> [Data for processing]:
┌────────

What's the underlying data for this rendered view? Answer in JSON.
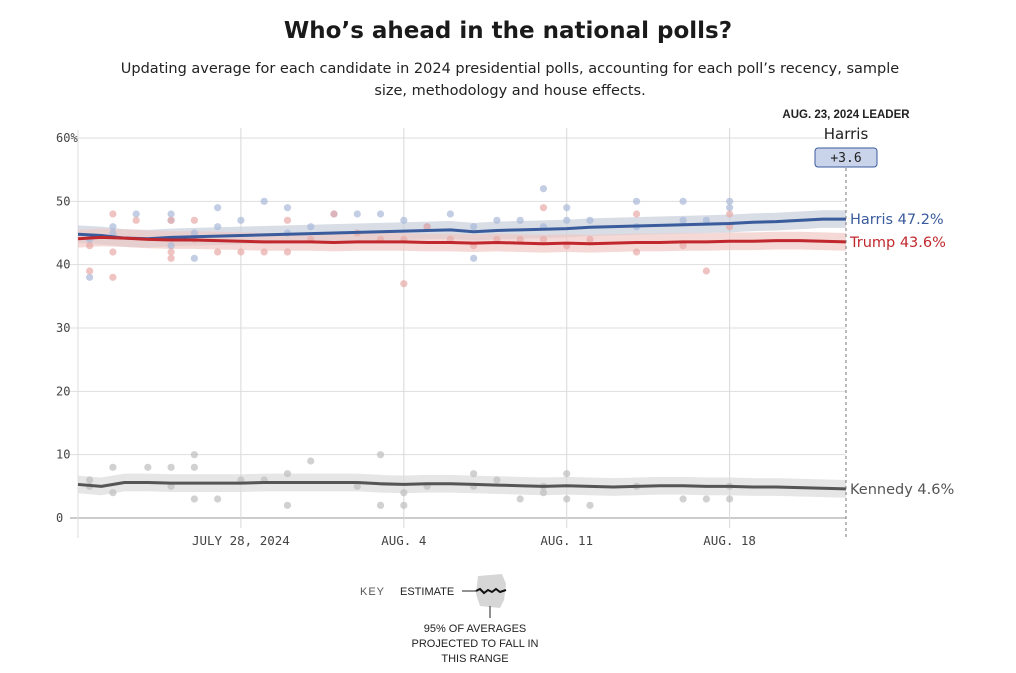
{
  "chart_data": {
    "type": "line",
    "title": "Who’s ahead in the national polls?",
    "subtitle": "Updating average for each candidate in 2024 presidential polls, accounting for each poll’s recency, sample size, methodology and house effects.",
    "x_start": "2024-07-21",
    "x_end": "2024-08-23",
    "ylim": [
      0,
      60
    ],
    "yticks": [
      {
        "value": 0,
        "label": "0"
      },
      {
        "value": 10,
        "label": "10"
      },
      {
        "value": 20,
        "label": "20"
      },
      {
        "value": 30,
        "label": "30"
      },
      {
        "value": 40,
        "label": "40"
      },
      {
        "value": 50,
        "label": "50"
      },
      {
        "value": 60,
        "label": "60%"
      }
    ],
    "xticks": [
      {
        "date": "2024-07-28",
        "label": "JULY 28, 2024"
      },
      {
        "date": "2024-08-04",
        "label": "AUG. 4"
      },
      {
        "date": "2024-08-11",
        "label": "AUG. 11"
      },
      {
        "date": "2024-08-18",
        "label": "AUG. 18"
      }
    ],
    "grid": true,
    "leader": {
      "date_label": "AUG. 23, 2024 LEADER",
      "name": "Harris",
      "margin": "+3.6"
    },
    "series": [
      {
        "name": "Harris",
        "end_label": "Harris 47.2%",
        "color": "#3a5b9c",
        "dot_color": "#a9b9d9",
        "band_color": "#c7cfdc",
        "dates": [
          "2024-07-21",
          "2024-07-22",
          "2024-07-23",
          "2024-07-24",
          "2024-07-25",
          "2024-07-26",
          "2024-07-27",
          "2024-07-28",
          "2024-07-29",
          "2024-07-30",
          "2024-07-31",
          "2024-08-01",
          "2024-08-02",
          "2024-08-03",
          "2024-08-04",
          "2024-08-05",
          "2024-08-06",
          "2024-08-07",
          "2024-08-08",
          "2024-08-09",
          "2024-08-10",
          "2024-08-11",
          "2024-08-12",
          "2024-08-13",
          "2024-08-14",
          "2024-08-15",
          "2024-08-16",
          "2024-08-17",
          "2024-08-18",
          "2024-08-19",
          "2024-08-20",
          "2024-08-21",
          "2024-08-22",
          "2024-08-23"
        ],
        "values": [
          44.8,
          44.6,
          44.2,
          44.1,
          44.3,
          44.4,
          44.5,
          44.6,
          44.7,
          44.8,
          44.9,
          45.0,
          45.1,
          45.2,
          45.3,
          45.4,
          45.5,
          45.2,
          45.4,
          45.5,
          45.6,
          45.7,
          45.9,
          46.0,
          46.1,
          46.2,
          46.3,
          46.4,
          46.5,
          46.7,
          46.8,
          47.0,
          47.2,
          47.2
        ],
        "polls": [
          [
            0.5,
            38
          ],
          [
            0.5,
            44
          ],
          [
            1.5,
            46
          ],
          [
            1.5,
            45
          ],
          [
            2.5,
            48
          ],
          [
            4,
            48
          ],
          [
            4,
            47
          ],
          [
            4,
            43
          ],
          [
            5,
            45
          ],
          [
            5,
            41
          ],
          [
            6,
            49
          ],
          [
            6,
            46
          ],
          [
            7,
            47
          ],
          [
            8,
            50
          ],
          [
            9,
            49
          ],
          [
            9,
            45
          ],
          [
            10,
            46
          ],
          [
            11,
            48
          ],
          [
            12,
            48
          ],
          [
            13,
            48
          ],
          [
            14,
            47
          ],
          [
            15,
            46
          ],
          [
            16,
            48
          ],
          [
            17,
            41
          ],
          [
            17,
            46
          ],
          [
            18,
            47
          ],
          [
            19,
            47
          ],
          [
            20,
            52
          ],
          [
            20,
            46
          ],
          [
            21,
            49
          ],
          [
            21,
            47
          ],
          [
            22,
            47
          ],
          [
            24,
            50
          ],
          [
            24,
            46
          ],
          [
            26,
            50
          ],
          [
            26,
            47
          ],
          [
            27,
            47
          ],
          [
            28,
            50
          ],
          [
            28,
            49
          ]
        ]
      },
      {
        "name": "Trump",
        "end_label": "Trump 43.6%",
        "color": "#c0282d",
        "dot_color": "#e8a9a6",
        "band_color": "#efc9c5",
        "dates": [
          "2024-07-21",
          "2024-07-22",
          "2024-07-23",
          "2024-07-24",
          "2024-07-25",
          "2024-07-26",
          "2024-07-27",
          "2024-07-28",
          "2024-07-29",
          "2024-07-30",
          "2024-07-31",
          "2024-08-01",
          "2024-08-02",
          "2024-08-03",
          "2024-08-04",
          "2024-08-05",
          "2024-08-06",
          "2024-08-07",
          "2024-08-08",
          "2024-08-09",
          "2024-08-10",
          "2024-08-11",
          "2024-08-12",
          "2024-08-13",
          "2024-08-14",
          "2024-08-15",
          "2024-08-16",
          "2024-08-17",
          "2024-08-18",
          "2024-08-19",
          "2024-08-20",
          "2024-08-21",
          "2024-08-22",
          "2024-08-23"
        ],
        "values": [
          44.1,
          44.3,
          44.2,
          44.0,
          43.9,
          43.9,
          43.8,
          43.7,
          43.6,
          43.6,
          43.6,
          43.5,
          43.6,
          43.6,
          43.6,
          43.5,
          43.5,
          43.4,
          43.5,
          43.4,
          43.3,
          43.4,
          43.3,
          43.4,
          43.5,
          43.5,
          43.6,
          43.6,
          43.7,
          43.7,
          43.8,
          43.8,
          43.7,
          43.6
        ],
        "polls": [
          [
            0.5,
            39
          ],
          [
            0.5,
            43
          ],
          [
            1.5,
            48
          ],
          [
            1.5,
            42
          ],
          [
            1.5,
            38
          ],
          [
            2.5,
            47
          ],
          [
            4,
            47
          ],
          [
            4,
            42
          ],
          [
            4,
            41
          ],
          [
            5,
            47
          ],
          [
            5,
            44
          ],
          [
            6,
            42
          ],
          [
            7,
            42
          ],
          [
            8,
            42
          ],
          [
            9,
            42
          ],
          [
            9,
            47
          ],
          [
            10,
            44
          ],
          [
            11,
            48
          ],
          [
            12,
            45
          ],
          [
            13,
            44
          ],
          [
            14,
            44
          ],
          [
            14,
            37
          ],
          [
            15,
            46
          ],
          [
            16,
            44
          ],
          [
            17,
            43
          ],
          [
            18,
            44
          ],
          [
            19,
            44
          ],
          [
            20,
            44
          ],
          [
            20,
            49
          ],
          [
            21,
            43
          ],
          [
            22,
            44
          ],
          [
            24,
            48
          ],
          [
            24,
            42
          ],
          [
            26,
            43
          ],
          [
            27,
            39
          ],
          [
            28,
            46
          ],
          [
            28,
            48
          ]
        ]
      },
      {
        "name": "Kennedy",
        "end_label": "Kennedy 4.6%",
        "color": "#555555",
        "dot_color": "#bdbdbd",
        "band_color": "#dcdcdc",
        "dates": [
          "2024-07-21",
          "2024-07-22",
          "2024-07-23",
          "2024-07-24",
          "2024-07-25",
          "2024-07-26",
          "2024-07-27",
          "2024-07-28",
          "2024-07-29",
          "2024-07-30",
          "2024-07-31",
          "2024-08-01",
          "2024-08-02",
          "2024-08-03",
          "2024-08-04",
          "2024-08-05",
          "2024-08-06",
          "2024-08-07",
          "2024-08-08",
          "2024-08-09",
          "2024-08-10",
          "2024-08-11",
          "2024-08-12",
          "2024-08-13",
          "2024-08-14",
          "2024-08-15",
          "2024-08-16",
          "2024-08-17",
          "2024-08-18",
          "2024-08-19",
          "2024-08-20",
          "2024-08-21",
          "2024-08-22",
          "2024-08-23"
        ],
        "values": [
          5.3,
          5.0,
          5.6,
          5.6,
          5.5,
          5.5,
          5.5,
          5.5,
          5.6,
          5.6,
          5.6,
          5.6,
          5.6,
          5.4,
          5.3,
          5.4,
          5.4,
          5.3,
          5.2,
          5.1,
          5.0,
          5.1,
          5.0,
          4.9,
          5.0,
          5.1,
          5.1,
          5.0,
          5.0,
          4.9,
          4.9,
          4.8,
          4.7,
          4.6
        ],
        "polls": [
          [
            0.5,
            6
          ],
          [
            0.5,
            5
          ],
          [
            1.5,
            8
          ],
          [
            1.5,
            4
          ],
          [
            3,
            8
          ],
          [
            4,
            8
          ],
          [
            4,
            5
          ],
          [
            5,
            10
          ],
          [
            5,
            8
          ],
          [
            5,
            3
          ],
          [
            6,
            3
          ],
          [
            7,
            6
          ],
          [
            8,
            6
          ],
          [
            9,
            2
          ],
          [
            9,
            7
          ],
          [
            10,
            9
          ],
          [
            12,
            5
          ],
          [
            13,
            10
          ],
          [
            13,
            2
          ],
          [
            14,
            4
          ],
          [
            14,
            2
          ],
          [
            15,
            5
          ],
          [
            17,
            7
          ],
          [
            17,
            5
          ],
          [
            18,
            6
          ],
          [
            19,
            3
          ],
          [
            20,
            5
          ],
          [
            20,
            4
          ],
          [
            21,
            7
          ],
          [
            21,
            3
          ],
          [
            22,
            2
          ],
          [
            24,
            5
          ],
          [
            26,
            3
          ],
          [
            27,
            3
          ],
          [
            28,
            3
          ],
          [
            28,
            5
          ]
        ]
      }
    ]
  },
  "key": {
    "label": "KEY",
    "estimate_label": "ESTIMATE",
    "note": "95% OF AVERAGES PROJECTED TO FALL IN THIS RANGE"
  }
}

└────────

> [Written task]:
Copy each line above that contains the string "Harris".

> [Exercise result]:
      "name": "Harris",
        "name": "Harris",
        "end_label": "Harris 47.2%",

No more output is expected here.